Stated goal: Pull every line that holds the word "استان" from the entries.

Part of a data file
======

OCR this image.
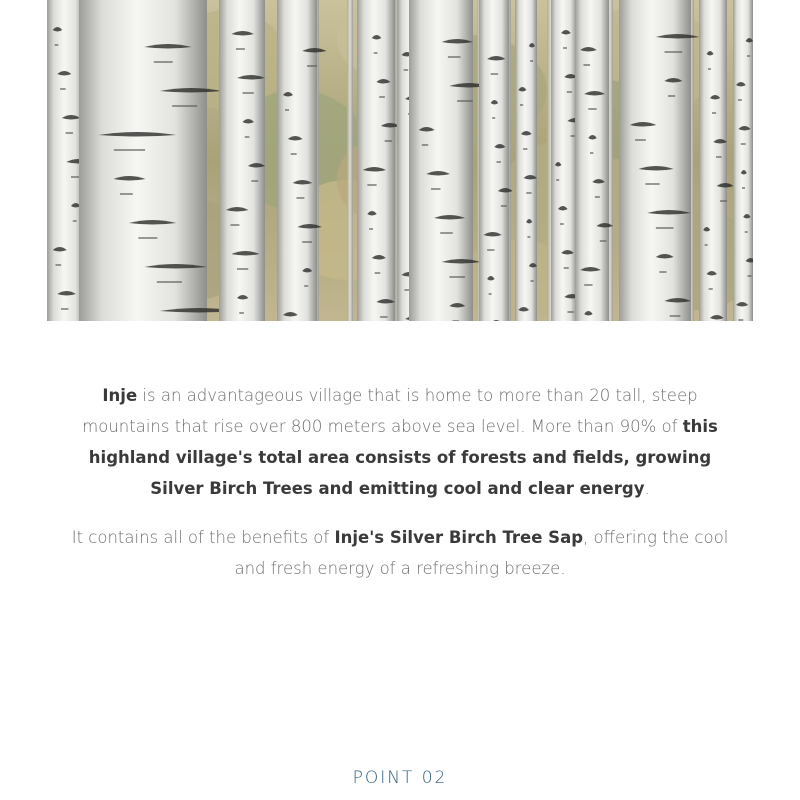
Inje is an advantageous village that is home to more than 20 tall, steep mountains that rise over 800 meters above sea level. More than 90% of this highland village's total area consists of forests and fields, growing Silver Birch Trees and emitting cool and clear energy.

It contains all of the benefits of Inje's Silver Birch Tree Sap, offering the cool and fresh energy of a refreshing breeze.

POINT 02
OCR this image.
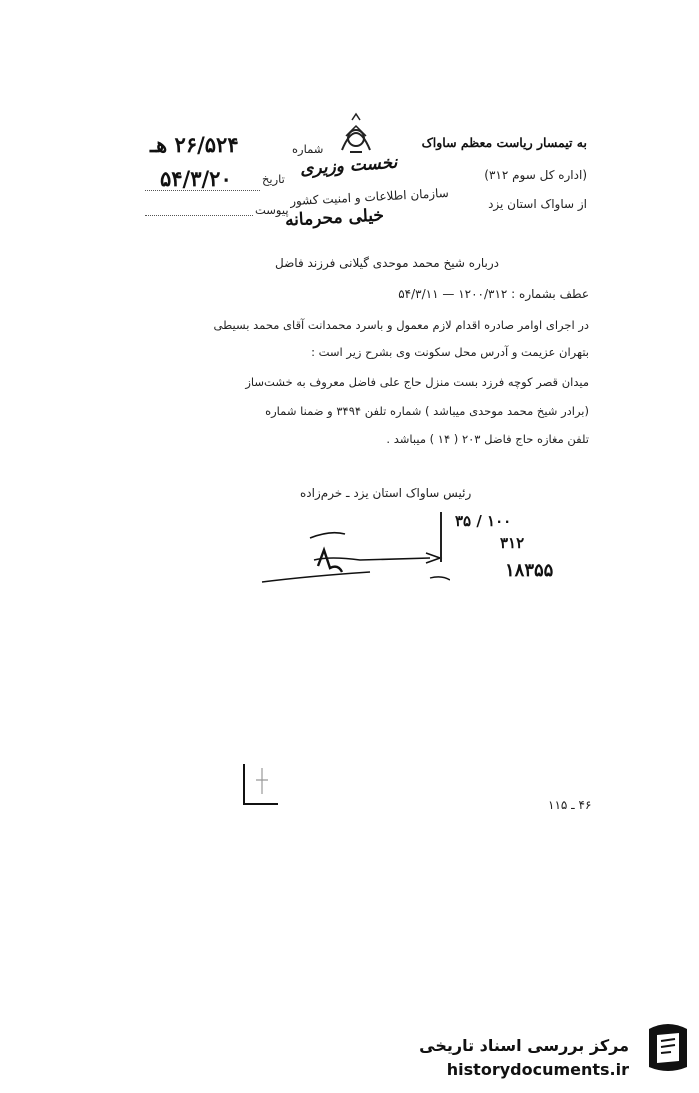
به تیمسار ریاست معظم ساواک
شماره
۲۶/۵۲۴ هـ
نخست وزیری	(اداره کل سوم ۳۱۲)
تاریخ
۵۴/۳/۲۰
سازمان اطلاعات و امنیت کشور	از ساواک استان یزد
پیوست
خیلی محرمانه
درباره شیخ محمد موحدی گیلانی فرزند فاضل
عطف بشماره : ۱۲۰۰/۳۱۲ — ۵۴/۳/۱۱
در اجرای اوامر صادره اقدام لازم معمول و باسرد محمدانت آقای محمد بسیطی
بتهران عزیمت و آدرس محل سکونت وی بشرح زیر است :
میدان قصر کوچه فرزد بست منزل حاج علی فاضل معروف به خشت‌ساز
(برادر شیخ محمد موحدی میباشد ) شماره تلفن ۳۴۹۴ و ضمنا شماره
تلفن مغازه حاج فاضل ۲۰۳ ( ۱۴ ) میباشد .
رئیس ساواک استان یزد ـ خرم‌زاده
۳۵ / ۱۰۰
۳۱۲
۱۸۳۵۵
۴۶ ـ ۱۱۵
مرکز بررسی اسناد تاریخی
historydocuments.ir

======

Right answer:
سازمان اطلاعات و امنیت کشور	از ساواک استان یزد
رئیس ساواک استان یزد ـ خرم‌زاده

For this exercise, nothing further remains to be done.